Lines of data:
● ● ●
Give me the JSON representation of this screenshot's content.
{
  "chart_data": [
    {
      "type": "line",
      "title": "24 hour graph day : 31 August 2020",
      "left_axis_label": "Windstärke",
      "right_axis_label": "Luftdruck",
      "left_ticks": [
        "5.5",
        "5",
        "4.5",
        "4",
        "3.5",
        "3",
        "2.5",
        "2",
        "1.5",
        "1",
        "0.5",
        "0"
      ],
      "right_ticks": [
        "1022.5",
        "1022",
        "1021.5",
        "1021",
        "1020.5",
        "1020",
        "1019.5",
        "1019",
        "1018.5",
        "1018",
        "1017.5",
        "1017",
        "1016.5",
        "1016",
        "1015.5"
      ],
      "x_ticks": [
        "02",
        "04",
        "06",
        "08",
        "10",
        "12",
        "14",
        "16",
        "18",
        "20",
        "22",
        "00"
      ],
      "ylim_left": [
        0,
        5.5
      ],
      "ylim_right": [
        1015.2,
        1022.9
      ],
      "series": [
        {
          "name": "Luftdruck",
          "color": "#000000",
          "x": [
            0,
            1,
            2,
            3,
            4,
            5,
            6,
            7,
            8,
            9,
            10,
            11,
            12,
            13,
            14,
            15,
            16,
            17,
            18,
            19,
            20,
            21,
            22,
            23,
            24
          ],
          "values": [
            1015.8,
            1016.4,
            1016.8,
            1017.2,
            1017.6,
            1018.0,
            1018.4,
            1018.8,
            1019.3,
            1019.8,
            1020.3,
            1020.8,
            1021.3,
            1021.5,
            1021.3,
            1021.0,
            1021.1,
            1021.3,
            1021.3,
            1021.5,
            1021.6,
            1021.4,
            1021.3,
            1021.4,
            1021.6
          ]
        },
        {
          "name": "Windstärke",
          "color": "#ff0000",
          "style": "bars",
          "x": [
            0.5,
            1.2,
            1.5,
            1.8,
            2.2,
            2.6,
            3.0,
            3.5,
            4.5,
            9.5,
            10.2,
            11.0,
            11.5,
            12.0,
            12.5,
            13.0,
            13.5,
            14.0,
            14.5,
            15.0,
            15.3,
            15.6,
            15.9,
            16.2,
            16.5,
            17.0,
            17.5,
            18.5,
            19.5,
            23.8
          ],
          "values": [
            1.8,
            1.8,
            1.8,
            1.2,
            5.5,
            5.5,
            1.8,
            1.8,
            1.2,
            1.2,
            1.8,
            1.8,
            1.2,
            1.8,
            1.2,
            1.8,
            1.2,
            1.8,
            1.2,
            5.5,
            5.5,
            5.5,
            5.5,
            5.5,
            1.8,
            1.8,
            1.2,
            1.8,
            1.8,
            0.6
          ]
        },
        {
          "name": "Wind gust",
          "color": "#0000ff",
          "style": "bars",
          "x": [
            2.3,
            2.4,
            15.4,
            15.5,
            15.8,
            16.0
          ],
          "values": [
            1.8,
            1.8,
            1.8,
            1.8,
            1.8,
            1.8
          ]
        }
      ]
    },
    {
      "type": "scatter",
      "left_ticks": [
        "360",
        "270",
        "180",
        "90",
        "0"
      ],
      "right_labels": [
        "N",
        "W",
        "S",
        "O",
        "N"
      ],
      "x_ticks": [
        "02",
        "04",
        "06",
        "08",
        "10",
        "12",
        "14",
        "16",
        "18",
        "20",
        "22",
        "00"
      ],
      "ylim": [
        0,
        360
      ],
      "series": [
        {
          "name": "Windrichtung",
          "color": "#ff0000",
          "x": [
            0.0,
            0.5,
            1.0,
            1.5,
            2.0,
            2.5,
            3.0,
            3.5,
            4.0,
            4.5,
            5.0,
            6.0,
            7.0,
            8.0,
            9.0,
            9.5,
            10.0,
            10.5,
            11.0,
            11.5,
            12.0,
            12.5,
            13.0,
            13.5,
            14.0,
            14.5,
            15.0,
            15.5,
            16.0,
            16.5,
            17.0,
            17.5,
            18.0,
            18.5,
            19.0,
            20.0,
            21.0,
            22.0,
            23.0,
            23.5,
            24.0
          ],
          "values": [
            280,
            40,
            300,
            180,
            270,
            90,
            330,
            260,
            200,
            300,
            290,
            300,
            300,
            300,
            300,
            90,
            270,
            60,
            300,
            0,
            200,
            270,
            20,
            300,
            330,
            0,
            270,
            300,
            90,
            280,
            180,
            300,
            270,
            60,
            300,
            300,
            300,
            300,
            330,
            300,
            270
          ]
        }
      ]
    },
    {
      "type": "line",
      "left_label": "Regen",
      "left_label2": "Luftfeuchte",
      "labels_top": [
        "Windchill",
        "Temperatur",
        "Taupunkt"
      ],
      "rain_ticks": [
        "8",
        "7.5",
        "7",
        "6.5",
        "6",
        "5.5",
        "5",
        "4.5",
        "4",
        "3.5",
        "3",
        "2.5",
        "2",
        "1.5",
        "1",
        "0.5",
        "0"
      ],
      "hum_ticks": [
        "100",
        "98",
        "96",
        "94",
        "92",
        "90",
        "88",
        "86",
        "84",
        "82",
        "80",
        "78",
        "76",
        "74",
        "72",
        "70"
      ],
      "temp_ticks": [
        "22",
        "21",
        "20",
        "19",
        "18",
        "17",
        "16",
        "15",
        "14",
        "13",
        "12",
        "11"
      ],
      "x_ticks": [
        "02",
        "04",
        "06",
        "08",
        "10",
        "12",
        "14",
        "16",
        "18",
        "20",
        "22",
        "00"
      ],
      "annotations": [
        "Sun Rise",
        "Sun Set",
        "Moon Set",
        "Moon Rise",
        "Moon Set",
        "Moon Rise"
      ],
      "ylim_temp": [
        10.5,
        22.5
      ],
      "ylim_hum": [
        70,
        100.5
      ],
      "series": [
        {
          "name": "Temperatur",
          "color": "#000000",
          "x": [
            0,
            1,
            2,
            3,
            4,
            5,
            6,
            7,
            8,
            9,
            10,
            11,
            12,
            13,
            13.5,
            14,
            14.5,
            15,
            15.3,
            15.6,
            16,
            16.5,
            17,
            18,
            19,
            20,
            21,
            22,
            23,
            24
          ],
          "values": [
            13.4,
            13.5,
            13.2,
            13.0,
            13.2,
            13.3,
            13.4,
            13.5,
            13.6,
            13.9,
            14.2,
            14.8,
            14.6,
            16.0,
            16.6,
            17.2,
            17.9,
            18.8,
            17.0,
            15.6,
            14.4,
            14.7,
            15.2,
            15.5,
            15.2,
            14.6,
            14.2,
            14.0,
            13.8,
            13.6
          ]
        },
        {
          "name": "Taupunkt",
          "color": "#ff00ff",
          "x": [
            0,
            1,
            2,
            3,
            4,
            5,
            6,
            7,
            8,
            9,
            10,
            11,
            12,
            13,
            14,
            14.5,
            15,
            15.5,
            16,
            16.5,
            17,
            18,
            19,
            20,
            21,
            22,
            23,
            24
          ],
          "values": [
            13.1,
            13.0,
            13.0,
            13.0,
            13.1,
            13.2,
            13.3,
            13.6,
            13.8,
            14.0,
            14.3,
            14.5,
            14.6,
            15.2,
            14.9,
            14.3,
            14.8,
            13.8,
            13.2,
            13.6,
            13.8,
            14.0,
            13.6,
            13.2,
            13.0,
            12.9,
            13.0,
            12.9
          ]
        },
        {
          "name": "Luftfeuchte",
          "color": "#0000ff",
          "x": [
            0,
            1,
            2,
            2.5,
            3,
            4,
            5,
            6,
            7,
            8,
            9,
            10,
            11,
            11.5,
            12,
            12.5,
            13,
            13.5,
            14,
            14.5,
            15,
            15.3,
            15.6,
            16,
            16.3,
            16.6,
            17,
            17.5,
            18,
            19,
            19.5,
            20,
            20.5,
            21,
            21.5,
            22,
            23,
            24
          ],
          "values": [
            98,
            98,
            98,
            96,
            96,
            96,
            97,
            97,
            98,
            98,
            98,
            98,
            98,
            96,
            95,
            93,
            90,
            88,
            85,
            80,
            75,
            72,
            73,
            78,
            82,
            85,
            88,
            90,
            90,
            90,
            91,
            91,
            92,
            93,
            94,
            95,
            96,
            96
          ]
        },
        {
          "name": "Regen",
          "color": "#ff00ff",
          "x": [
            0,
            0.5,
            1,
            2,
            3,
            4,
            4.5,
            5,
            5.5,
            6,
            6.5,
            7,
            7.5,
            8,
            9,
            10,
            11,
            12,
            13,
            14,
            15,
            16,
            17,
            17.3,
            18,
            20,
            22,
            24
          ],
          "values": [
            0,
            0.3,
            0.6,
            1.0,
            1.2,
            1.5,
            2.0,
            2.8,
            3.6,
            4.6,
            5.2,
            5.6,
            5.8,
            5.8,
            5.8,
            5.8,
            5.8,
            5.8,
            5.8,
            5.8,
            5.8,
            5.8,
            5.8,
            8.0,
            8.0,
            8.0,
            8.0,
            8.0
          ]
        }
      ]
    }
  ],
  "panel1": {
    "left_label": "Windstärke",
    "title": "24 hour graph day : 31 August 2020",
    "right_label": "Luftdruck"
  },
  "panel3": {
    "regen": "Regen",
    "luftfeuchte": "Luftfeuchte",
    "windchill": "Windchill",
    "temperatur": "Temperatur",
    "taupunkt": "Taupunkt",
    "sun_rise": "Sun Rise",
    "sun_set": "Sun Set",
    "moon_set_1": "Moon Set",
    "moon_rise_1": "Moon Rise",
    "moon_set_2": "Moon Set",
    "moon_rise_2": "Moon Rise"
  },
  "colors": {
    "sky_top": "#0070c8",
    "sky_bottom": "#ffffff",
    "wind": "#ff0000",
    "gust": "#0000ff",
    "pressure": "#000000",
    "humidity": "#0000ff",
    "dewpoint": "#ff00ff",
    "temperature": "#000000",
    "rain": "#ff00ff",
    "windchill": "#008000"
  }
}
● ● ●
» **What you need to do**
Pick each line holding the word "hour" out of the listing.

» **Task result**
      "title": "24 hour graph day : 31 August 2020",
    "title": "24 hour graph day : 31 August 2020",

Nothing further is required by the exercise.